## Text segment:
*-*-*

Feature

The range explained… BMW

Bamboozled by the broadness of BMW's product range? Well, let our handy guide shed a little light on what's what.

Words by: Last updated: 1st October 2018
These days, most manufacturers don’t just have a few models, they have dozens. As customers’ tastes change and their needs diversify, manufacturers increasingly find themselves building cars to fill every niche you can possibly think of, and that’s why many car makers’ product line-ups have become pretty massive.

Here, we try to shed some light on the complexities of various product ranges, and flag up some of the hidden logic behind them, which will hopefully make things a little bit easier to understand.

First up, it’s the turn of BMW.
BMW 3 Series Saloon
BMW 3 Series Touring
BMW Series
The mainstream cars are carved up into a range of models numbered from one (1 Series ) to eight (8 Series), going from smallest to biggest. With most of these models, various bodystyles are available.

The 1 Series is only available as a hatchback (three- and five-door), while the 2 Series is available as a coupe, a convertible, a five-seat MPV (Active Tourer) or a seven-seat MPV (Gran Tourer). From that point on in the range, though, there is a little bit of logic.

The odd numbers (3 Series, 5 Series and 7 Series), are based around saloon cars, while the even numbers (4 Series, 6 Series, and 8 Series) are based around coupes. Most of the odds are also offered as an estate (or ‘Touring’ as BMW calls them), while most of the evens are also offered as a convertible.

Then, there are two more body types to consider. Some models (3 Series and 6 Series) are also offered as a Gran Turismo, which is basically a five-door hatchback, while some others (4 Series and 6 Series) are also offered as a Gran Coupe, which is what some people might refer to as a ‘four-door coupe’.

*-*-*

## Dataset excerpts:
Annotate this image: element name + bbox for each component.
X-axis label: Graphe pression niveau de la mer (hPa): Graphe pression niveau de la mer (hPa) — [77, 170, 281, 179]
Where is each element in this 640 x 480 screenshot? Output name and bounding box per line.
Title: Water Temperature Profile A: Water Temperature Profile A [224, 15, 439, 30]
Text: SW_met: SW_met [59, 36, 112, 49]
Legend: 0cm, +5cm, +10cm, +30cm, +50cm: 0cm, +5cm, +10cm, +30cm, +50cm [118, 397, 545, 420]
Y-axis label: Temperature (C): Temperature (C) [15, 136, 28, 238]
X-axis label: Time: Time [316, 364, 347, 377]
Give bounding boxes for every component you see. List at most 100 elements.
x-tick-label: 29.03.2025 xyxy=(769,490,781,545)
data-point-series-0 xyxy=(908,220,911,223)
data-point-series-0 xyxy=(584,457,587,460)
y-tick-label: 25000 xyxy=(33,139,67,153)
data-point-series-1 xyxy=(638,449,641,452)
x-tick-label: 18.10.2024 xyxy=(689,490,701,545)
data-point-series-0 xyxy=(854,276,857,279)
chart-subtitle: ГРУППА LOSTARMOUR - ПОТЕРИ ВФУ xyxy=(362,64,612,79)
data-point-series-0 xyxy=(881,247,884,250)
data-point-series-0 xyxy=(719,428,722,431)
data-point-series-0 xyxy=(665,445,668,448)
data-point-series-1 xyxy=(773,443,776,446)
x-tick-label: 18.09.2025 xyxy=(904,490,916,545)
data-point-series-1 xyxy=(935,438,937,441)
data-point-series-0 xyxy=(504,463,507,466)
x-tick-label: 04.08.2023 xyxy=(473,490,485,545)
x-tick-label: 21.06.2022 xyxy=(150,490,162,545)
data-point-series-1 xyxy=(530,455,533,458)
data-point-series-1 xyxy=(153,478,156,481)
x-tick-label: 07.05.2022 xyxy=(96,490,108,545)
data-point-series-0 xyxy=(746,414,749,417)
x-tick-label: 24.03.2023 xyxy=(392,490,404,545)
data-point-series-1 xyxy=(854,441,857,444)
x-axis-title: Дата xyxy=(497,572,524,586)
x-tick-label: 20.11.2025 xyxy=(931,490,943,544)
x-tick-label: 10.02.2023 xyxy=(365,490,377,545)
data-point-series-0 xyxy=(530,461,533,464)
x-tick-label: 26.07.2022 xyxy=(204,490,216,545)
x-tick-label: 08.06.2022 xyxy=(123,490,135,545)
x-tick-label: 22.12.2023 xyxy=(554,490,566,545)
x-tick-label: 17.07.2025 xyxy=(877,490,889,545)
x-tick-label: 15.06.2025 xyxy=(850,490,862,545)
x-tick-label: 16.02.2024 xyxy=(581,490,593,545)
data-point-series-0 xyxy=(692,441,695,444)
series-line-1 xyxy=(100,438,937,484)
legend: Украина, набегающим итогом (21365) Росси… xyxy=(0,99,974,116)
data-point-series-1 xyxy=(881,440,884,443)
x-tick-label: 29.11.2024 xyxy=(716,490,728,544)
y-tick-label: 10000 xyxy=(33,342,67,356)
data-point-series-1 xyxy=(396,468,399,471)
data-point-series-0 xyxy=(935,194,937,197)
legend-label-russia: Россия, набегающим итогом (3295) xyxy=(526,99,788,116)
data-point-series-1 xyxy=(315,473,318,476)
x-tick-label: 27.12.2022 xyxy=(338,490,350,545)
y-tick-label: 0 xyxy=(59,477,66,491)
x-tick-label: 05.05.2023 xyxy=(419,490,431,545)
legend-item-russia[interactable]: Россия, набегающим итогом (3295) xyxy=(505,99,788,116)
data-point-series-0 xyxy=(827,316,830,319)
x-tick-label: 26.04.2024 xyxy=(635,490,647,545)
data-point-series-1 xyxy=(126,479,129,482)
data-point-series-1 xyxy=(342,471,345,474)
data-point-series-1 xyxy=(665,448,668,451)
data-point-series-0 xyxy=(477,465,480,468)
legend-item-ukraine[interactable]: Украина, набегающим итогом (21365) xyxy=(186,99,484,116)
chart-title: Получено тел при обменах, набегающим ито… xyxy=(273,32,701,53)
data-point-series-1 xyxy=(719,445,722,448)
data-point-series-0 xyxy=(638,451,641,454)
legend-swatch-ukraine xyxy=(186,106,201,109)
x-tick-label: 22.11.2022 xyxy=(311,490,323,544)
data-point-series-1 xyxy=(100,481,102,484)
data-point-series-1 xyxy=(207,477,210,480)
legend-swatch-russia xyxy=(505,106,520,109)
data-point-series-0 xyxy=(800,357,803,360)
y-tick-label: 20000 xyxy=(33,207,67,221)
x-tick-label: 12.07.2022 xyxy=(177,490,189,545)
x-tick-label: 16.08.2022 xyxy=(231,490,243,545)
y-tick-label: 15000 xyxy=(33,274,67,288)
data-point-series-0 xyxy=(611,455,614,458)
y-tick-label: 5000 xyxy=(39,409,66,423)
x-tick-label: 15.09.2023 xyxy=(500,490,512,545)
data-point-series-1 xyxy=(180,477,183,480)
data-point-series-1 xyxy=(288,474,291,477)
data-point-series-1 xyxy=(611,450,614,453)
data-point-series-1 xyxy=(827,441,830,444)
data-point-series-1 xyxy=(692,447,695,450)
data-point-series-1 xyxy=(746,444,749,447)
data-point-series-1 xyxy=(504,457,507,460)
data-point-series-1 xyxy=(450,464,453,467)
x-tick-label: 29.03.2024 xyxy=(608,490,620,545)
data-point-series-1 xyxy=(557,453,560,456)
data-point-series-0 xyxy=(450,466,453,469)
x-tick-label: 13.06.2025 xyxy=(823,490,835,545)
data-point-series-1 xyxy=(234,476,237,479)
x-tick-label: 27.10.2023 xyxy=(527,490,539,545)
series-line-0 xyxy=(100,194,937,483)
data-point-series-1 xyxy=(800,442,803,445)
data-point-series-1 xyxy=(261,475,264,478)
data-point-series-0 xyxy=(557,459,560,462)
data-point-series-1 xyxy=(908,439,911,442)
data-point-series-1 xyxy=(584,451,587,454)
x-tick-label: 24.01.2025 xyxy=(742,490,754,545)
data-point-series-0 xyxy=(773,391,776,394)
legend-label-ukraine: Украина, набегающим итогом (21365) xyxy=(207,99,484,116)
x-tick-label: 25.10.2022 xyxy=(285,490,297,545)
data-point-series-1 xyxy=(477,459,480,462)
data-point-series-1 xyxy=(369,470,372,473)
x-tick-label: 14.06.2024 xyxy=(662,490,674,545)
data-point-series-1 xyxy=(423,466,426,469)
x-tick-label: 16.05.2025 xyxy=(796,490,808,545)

*-*-*

## What you need to do:
A: Answer these from the BMW range guide:
(i) When was the guide last updated?
(ii) What body style is the 1 Series offered in?
(iii) What name does BMW give its estate versions?
B: Return the part of the BMW range guide from "First up, it’s" to "bit of logic.", word for word.

## Results for the exercise:
A:
(i) 1st October 2018
(ii) A hatchback, with three or five doors
(iii) 'Touring'

B:
First up, it’s the turn of BMW.
BMW 3 Series Saloon
BMW 3 Series Touring
BMW Series
The mainstream cars are carved up into a range of models numbered from one (1 Series ) to eight (8 Series), going from smallest to biggest. With most of these models, various bodystyles are available.

The 1 Series is only available as a hatchback (three- and five-door), while the 2 Series is available as a coupe, a convertible, a five-seat MPV (Active Tourer) or a seven-seat MPV (Gran Tourer). From that point on in the range, though, there is a little bit of logic.